## What you need to do
Reproduce the listing below character for character; drop every image.

※ ※ ※

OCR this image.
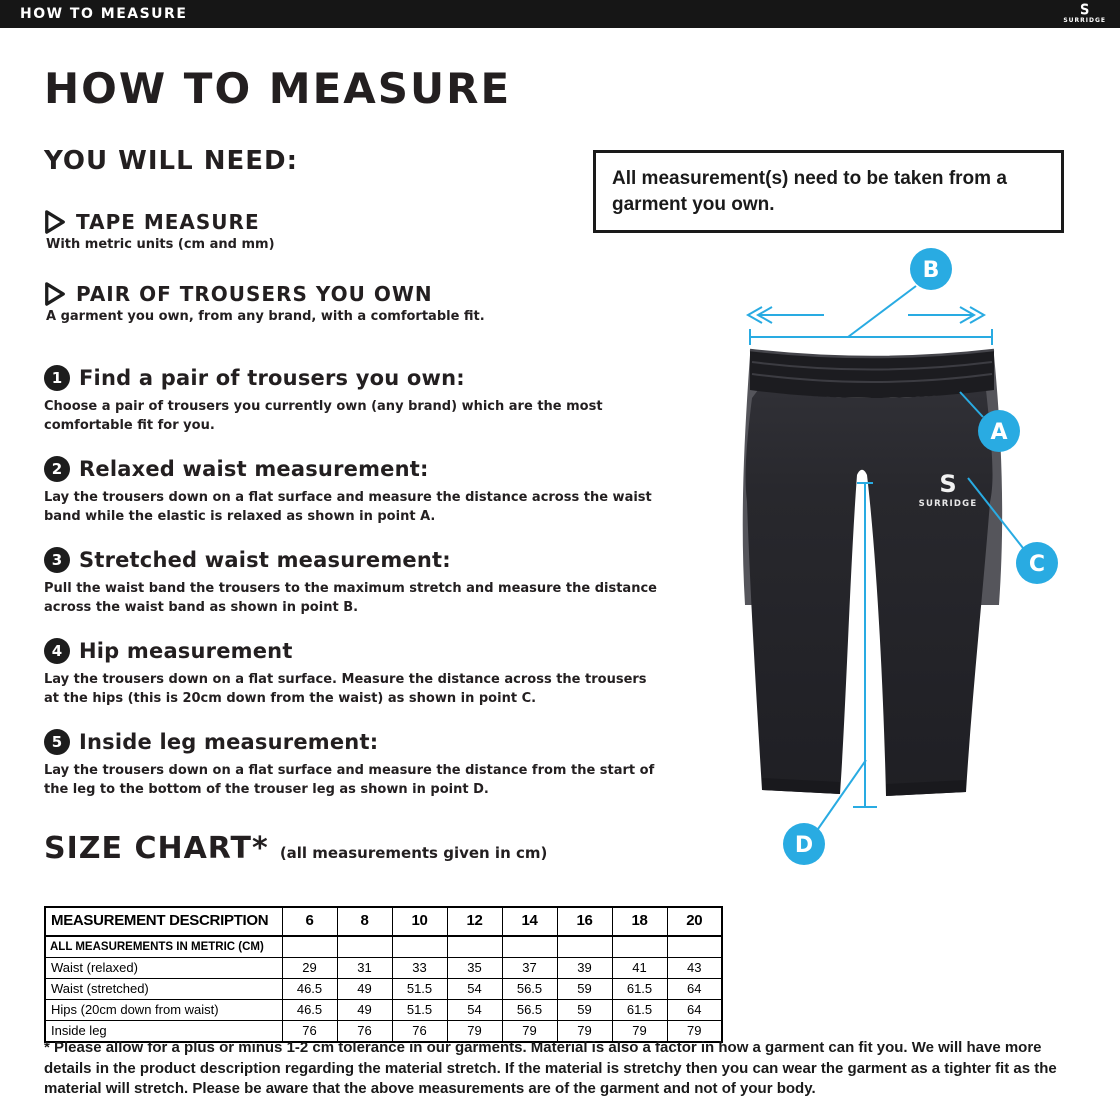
HOW TO MEASURE	S
SURRIDGE
HOW TO MEASURE
YOU WILL NEED:
TAPE MEASURE
With metric units (cm and mm)
PAIR OF TROUSERS YOU OWN
A garment you own, from any brand, with a comfortable fit.
All measurement(s) need to be taken from a garment you own.
1 Find a pair of trousers you own:
Choose a pair of trousers you currently own (any brand) which are the most comfortable fit for you.
2 Relaxed waist measurement:
Lay the trousers down on a flat surface and measure the distance across the waist band while the elastic is relaxed as shown in point A.
3 Stretched waist measurement:
Pull the waist band the trousers to the maximum stretch and measure the distance across the waist band as shown in point B.
4 Hip measurement
Lay the trousers down on a flat surface. Measure the distance across the trousers at the hips (this is 20cm down from the waist) as shown in point C.
5 Inside leg measurement:
Lay the trousers down on a flat surface and measure the distance from the start of the leg to the bottom of the trouser leg as shown in point D.
S
SURRIDGE
B
A
C
D
SIZE CHART* (all measurements given in cm)
MEASUREMENT DESCRIPTION	6	8	10	12	14	16	18	20
ALL MEASUREMENTS IN METRIC (CM)								
Waist (relaxed)	29	31	33	35	37	39	41	43
Waist (stretched)	46.5	49	51.5	54	56.5	59	61.5	64
Hips (20cm down from waist)	46.5	49	51.5	54	56.5	59	61.5	64
Inside leg	76	76	76	79	79	79	79	79
* Please allow for a plus or minus 1-2 cm tolerance in our garments. Material is also a factor in how a garment can fit you. We will have more details in the product description regarding the material stretch. If the material is stretchy then you can wear the garment as a tighter fit as the material will stretch. Please be aware that the above measurements are of the garment and not of your body.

※ ※ ※

## Written answer
OCR this image.
HOW TO MEASURE	S
SURRIDGE
HOW TO MEASURE
YOU WILL NEED:
TAPE MEASURE
With metric units (cm and mm)
PAIR OF TROUSERS YOU OWN
A garment you own, from any brand, with a comfortable fit.
All measurement(s) need to be taken from a garment you own.
1 Find a pair of trousers you own:
Choose a pair of trousers you currently own (any brand) which are the most comfortable fit for you.
2 Relaxed waist measurement:
Lay the trousers down on a flat surface and measure the distance across the waist band while the elastic is relaxed as shown in point A.
3 Stretched waist measurement:
Pull the waist band the trousers to the maximum stretch and measure the distance across the waist band as shown in point B.
4 Hip measurement
Lay the trousers down on a flat surface. Measure the distance across the trousers at the hips (this is 20cm down from the waist) as shown in point C.
5 Inside leg measurement:
Lay the trousers down on a flat surface and measure the distance from the start of the leg to the bottom of the trouser leg as shown in point D.
S
SURRIDGE
B
A
C
D
SIZE CHART* (all measurements given in cm)
MEASUREMENT DESCRIPTION	6	8	10	12	14	16	18	20
ALL MEASUREMENTS IN METRIC (CM)								
Waist (relaxed)	29	31	33	35	37	39	41	43
Waist (stretched)	46.5	49	51.5	54	56.5	59	61.5	64
Hips (20cm down from waist)	46.5	49	51.5	54	56.5	59	61.5	64
Inside leg	76	76	76	79	79	79	79	79
* Please allow for a plus or minus 1-2 cm tolerance in our garments. Material is also a factor in how a garment can fit you. We will have more details in the product description regarding the material stretch. If the material is stretchy then you can wear the garment as a tighter fit as the material will stretch. Please be aware that the above measurements are of the garment and not of your body.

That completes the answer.